** TO DO **
Send back the entries below exactly as they appear.

** DATASET CONTENT **

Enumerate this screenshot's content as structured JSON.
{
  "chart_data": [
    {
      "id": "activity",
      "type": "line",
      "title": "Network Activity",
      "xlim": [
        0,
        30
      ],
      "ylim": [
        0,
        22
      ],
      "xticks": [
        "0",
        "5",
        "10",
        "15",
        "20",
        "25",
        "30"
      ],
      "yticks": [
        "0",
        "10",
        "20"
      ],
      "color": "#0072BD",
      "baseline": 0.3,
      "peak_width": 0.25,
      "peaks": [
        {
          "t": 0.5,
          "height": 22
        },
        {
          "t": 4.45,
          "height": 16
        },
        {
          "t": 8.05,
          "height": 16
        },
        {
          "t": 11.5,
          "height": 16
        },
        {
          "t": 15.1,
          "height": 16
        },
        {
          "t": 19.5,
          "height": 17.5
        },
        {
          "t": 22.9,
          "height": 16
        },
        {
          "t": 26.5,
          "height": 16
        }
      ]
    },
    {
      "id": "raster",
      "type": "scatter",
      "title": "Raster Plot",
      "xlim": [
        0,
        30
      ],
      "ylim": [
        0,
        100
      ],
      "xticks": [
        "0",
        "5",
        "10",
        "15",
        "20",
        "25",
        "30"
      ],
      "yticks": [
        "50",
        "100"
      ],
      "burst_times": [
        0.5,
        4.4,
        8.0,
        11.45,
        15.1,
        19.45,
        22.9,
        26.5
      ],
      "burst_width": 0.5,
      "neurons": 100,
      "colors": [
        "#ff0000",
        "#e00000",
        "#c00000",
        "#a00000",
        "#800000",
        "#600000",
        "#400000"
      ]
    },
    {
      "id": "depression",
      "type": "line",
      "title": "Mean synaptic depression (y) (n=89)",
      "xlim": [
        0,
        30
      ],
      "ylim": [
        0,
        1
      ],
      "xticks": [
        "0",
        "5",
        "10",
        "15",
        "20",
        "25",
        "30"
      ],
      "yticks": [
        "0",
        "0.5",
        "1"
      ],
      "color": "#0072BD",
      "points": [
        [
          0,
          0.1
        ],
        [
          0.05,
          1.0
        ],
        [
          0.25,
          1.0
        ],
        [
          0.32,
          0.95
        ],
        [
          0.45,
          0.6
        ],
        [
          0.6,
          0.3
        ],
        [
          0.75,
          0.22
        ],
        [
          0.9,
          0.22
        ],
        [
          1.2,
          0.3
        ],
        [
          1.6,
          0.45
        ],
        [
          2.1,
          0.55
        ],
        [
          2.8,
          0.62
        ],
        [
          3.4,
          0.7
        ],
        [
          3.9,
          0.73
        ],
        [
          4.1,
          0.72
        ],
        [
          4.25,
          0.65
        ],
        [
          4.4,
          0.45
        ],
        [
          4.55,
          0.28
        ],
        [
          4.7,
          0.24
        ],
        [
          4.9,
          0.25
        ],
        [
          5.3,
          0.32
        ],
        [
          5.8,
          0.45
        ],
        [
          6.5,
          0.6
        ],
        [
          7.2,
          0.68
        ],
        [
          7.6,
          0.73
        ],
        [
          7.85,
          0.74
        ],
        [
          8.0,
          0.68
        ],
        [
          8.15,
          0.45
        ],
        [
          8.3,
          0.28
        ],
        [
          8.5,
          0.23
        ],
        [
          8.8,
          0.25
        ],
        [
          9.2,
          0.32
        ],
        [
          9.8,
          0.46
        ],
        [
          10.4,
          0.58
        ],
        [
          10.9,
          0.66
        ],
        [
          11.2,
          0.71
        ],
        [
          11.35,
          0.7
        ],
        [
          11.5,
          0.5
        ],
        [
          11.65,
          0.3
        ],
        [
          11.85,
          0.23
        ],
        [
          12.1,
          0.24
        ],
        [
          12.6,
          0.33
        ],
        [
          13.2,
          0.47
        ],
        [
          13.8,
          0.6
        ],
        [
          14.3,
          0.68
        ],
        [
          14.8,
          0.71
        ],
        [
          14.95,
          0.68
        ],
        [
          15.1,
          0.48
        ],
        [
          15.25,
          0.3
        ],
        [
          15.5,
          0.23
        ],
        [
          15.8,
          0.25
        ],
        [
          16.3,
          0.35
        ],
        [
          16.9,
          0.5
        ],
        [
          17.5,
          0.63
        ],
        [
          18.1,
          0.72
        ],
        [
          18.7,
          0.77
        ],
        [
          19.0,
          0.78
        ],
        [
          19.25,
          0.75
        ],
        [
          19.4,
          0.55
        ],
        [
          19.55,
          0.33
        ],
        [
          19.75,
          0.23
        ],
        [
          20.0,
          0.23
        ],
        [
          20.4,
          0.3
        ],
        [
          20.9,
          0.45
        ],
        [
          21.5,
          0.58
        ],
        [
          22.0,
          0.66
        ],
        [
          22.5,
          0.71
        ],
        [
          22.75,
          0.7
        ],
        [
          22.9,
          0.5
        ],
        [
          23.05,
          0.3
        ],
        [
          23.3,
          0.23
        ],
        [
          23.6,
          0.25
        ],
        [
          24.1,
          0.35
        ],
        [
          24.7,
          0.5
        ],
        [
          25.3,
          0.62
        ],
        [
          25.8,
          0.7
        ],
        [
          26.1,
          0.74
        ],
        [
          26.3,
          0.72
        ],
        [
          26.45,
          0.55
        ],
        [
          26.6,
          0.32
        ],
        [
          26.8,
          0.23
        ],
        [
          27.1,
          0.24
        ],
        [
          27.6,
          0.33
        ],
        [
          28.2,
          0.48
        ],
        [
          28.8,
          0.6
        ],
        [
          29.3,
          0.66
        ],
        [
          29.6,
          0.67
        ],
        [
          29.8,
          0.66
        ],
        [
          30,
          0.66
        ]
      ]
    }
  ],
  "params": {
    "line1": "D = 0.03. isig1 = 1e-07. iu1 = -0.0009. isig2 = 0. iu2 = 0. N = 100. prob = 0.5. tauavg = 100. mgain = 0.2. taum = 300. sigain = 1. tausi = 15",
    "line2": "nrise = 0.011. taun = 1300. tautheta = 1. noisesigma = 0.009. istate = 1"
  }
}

** EXERCISE ANSWER **
Enumerate this screenshot's content as structured JSON.
{
  "chart_data": [
    {
      "id": "activity",
      "type": "line",
      "title": "Network Activity",
      "xlim": [
        0,
        30
      ],
      "ylim": [
        0,
        22
      ],
      "xticks": [
        "0",
        "5",
        "10",
        "15",
        "20",
        "25",
        "30"
      ],
      "yticks": [
        "0",
        "10",
        "20"
      ],
      "color": "#0072BD",
      "baseline": 0.3,
      "peak_width": 0.25,
      "peaks": [
        {
          "t": 0.5,
          "height": 22
        },
        {
          "t": 4.45,
          "height": 16
        },
        {
          "t": 8.05,
          "height": 16
        },
        {
          "t": 11.5,
          "height": 16
        },
        {
          "t": 15.1,
          "height": 16
        },
        {
          "t": 19.5,
          "height": 17.5
        },
        {
          "t": 22.9,
          "height": 16
        },
        {
          "t": 26.5,
          "height": 16
        }
      ]
    },
    {
      "id": "raster",
      "type": "scatter",
      "title": "Raster Plot",
      "xlim": [
        0,
        30
      ],
      "ylim": [
        0,
        100
      ],
      "xticks": [
        "0",
        "5",
        "10",
        "15",
        "20",
        "25",
        "30"
      ],
      "yticks": [
        "50",
        "100"
      ],
      "burst_times": [
        0.5,
        4.4,
        8.0,
        11.45,
        15.1,
        19.45,
        22.9,
        26.5
      ],
      "burst_width": 0.5,
      "neurons": 100,
      "colors": [
        "#ff0000",
        "#e00000",
        "#c00000",
        "#a00000",
        "#800000",
        "#600000",
        "#400000"
      ]
    },
    {
      "id": "depression",
      "type": "line",
      "title": "Mean synaptic depression (y) (n=89)",
      "xlim": [
        0,
        30
      ],
      "ylim": [
        0,
        1
      ],
      "xticks": [
        "0",
        "5",
        "10",
        "15",
        "20",
        "25",
        "30"
      ],
      "yticks": [
        "0",
        "0.5",
        "1"
      ],
      "color": "#0072BD",
      "points": [
        [
          0,
          0.1
        ],
        [
          0.05,
          1.0
        ],
        [
          0.25,
          1.0
        ],
        [
          0.32,
          0.95
        ],
        [
          0.45,
          0.6
        ],
        [
          0.6,
          0.3
        ],
        [
          0.75,
          0.22
        ],
        [
          0.9,
          0.22
        ],
        [
          1.2,
          0.3
        ],
        [
          1.6,
          0.45
        ],
        [
          2.1,
          0.55
        ],
        [
          2.8,
          0.62
        ],
        [
          3.4,
          0.7
        ],
        [
          3.9,
          0.73
        ],
        [
          4.1,
          0.72
        ],
        [
          4.25,
          0.65
        ],
        [
          4.4,
          0.45
        ],
        [
          4.55,
          0.28
        ],
        [
          4.7,
          0.24
        ],
        [
          4.9,
          0.25
        ],
        [
          5.3,
          0.32
        ],
        [
          5.8,
          0.45
        ],
        [
          6.5,
          0.6
        ],
        [
          7.2,
          0.68
        ],
        [
          7.6,
          0.73
        ],
        [
          7.85,
          0.74
        ],
        [
          8.0,
          0.68
        ],
        [
          8.15,
          0.45
        ],
        [
          8.3,
          0.28
        ],
        [
          8.5,
          0.23
        ],
        [
          8.8,
          0.25
        ],
        [
          9.2,
          0.32
        ],
        [
          9.8,
          0.46
        ],
        [
          10.4,
          0.58
        ],
        [
          10.9,
          0.66
        ],
        [
          11.2,
          0.71
        ],
        [
          11.35,
          0.7
        ],
        [
          11.5,
          0.5
        ],
        [
          11.65,
          0.3
        ],
        [
          11.85,
          0.23
        ],
        [
          12.1,
          0.24
        ],
        [
          12.6,
          0.33
        ],
        [
          13.2,
          0.47
        ],
        [
          13.8,
          0.6
        ],
        [
          14.3,
          0.68
        ],
        [
          14.8,
          0.71
        ],
        [
          14.95,
          0.68
        ],
        [
          15.1,
          0.48
        ],
        [
          15.25,
          0.3
        ],
        [
          15.5,
          0.23
        ],
        [
          15.8,
          0.25
        ],
        [
          16.3,
          0.35
        ],
        [
          16.9,
          0.5
        ],
        [
          17.5,
          0.63
        ],
        [
          18.1,
          0.72
        ],
        [
          18.7,
          0.77
        ],
        [
          19.0,
          0.78
        ],
        [
          19.25,
          0.75
        ],
        [
          19.4,
          0.55
        ],
        [
          19.55,
          0.33
        ],
        [
          19.75,
          0.23
        ],
        [
          20.0,
          0.23
        ],
        [
          20.4,
          0.3
        ],
        [
          20.9,
          0.45
        ],
        [
          21.5,
          0.58
        ],
        [
          22.0,
          0.66
        ],
        [
          22.5,
          0.71
        ],
        [
          22.75,
          0.7
        ],
        [
          22.9,
          0.5
        ],
        [
          23.05,
          0.3
        ],
        [
          23.3,
          0.23
        ],
        [
          23.6,
          0.25
        ],
        [
          24.1,
          0.35
        ],
        [
          24.7,
          0.5
        ],
        [
          25.3,
          0.62
        ],
        [
          25.8,
          0.7
        ],
        [
          26.1,
          0.74
        ],
        [
          26.3,
          0.72
        ],
        [
          26.45,
          0.55
        ],
        [
          26.6,
          0.32
        ],
        [
          26.8,
          0.23
        ],
        [
          27.1,
          0.24
        ],
        [
          27.6,
          0.33
        ],
        [
          28.2,
          0.48
        ],
        [
          28.8,
          0.6
        ],
        [
          29.3,
          0.66
        ],
        [
          29.6,
          0.67
        ],
        [
          29.8,
          0.66
        ],
        [
          30,
          0.66
        ]
      ]
    }
  ],
  "params": {
    "line1": "D = 0.03. isig1 = 1e-07. iu1 = -0.0009. isig2 = 0. iu2 = 0. N = 100. prob = 0.5. tauavg = 100. mgain = 0.2. taum = 300. sigain = 1. tausi = 15",
    "line2": "nrise = 0.011. taun = 1300. tautheta = 1. noisesigma = 0.009. istate = 1"
  }
}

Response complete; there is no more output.